═════ Exercise materials ═════

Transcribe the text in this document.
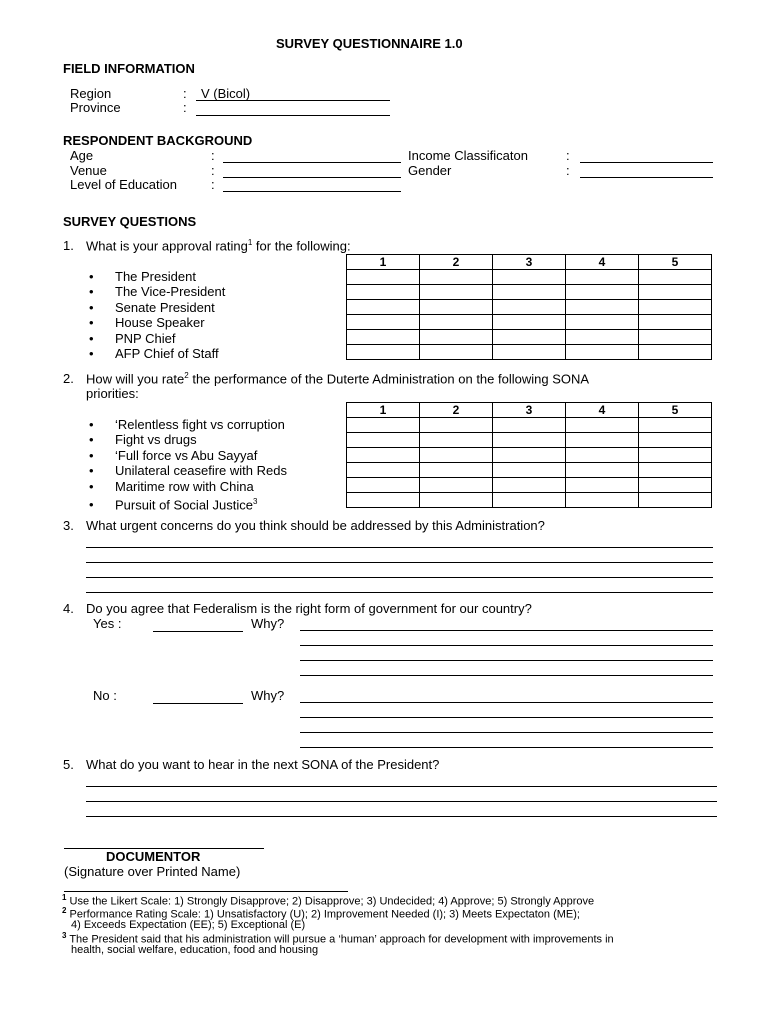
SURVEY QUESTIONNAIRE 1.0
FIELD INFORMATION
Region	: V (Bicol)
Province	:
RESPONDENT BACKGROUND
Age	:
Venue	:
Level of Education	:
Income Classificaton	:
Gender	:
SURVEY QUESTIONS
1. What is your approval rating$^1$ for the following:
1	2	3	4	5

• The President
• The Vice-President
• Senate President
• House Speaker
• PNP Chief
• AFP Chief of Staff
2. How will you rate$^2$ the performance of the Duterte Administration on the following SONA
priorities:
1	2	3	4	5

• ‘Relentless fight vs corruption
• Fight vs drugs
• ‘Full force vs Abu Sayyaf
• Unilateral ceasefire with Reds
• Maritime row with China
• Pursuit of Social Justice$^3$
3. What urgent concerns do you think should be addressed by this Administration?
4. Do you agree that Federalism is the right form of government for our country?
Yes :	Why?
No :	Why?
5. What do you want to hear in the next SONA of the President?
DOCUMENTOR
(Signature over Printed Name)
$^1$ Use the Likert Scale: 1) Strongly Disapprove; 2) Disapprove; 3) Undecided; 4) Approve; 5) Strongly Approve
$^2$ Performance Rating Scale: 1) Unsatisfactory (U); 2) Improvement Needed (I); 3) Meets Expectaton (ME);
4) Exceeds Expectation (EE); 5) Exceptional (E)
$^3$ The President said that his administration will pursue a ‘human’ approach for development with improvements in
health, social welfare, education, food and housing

═════
═════ Exercise materials ═════

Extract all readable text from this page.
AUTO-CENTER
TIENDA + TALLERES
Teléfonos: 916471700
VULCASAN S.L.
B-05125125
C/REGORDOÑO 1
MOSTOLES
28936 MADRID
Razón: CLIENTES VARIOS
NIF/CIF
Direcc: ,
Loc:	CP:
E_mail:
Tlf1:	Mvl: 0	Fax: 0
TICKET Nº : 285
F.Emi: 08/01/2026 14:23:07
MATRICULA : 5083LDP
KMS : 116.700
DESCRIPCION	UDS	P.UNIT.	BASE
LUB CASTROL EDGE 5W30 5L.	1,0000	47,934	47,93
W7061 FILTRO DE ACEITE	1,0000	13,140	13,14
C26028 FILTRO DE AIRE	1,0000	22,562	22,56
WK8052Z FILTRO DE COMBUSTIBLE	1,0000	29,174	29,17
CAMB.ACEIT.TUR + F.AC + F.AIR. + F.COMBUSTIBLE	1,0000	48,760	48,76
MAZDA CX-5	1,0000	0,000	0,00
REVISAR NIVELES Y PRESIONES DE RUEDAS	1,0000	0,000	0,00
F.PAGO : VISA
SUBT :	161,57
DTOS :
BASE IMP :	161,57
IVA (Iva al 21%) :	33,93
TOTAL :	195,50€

═════

[Task brief]
Pull out each line of the entries that contains "following".

[Final answer]
1. What is your approval rating$^1$ for the following:
2. How will you rate$^2$ the performance of the Duterte Administration on the following SONA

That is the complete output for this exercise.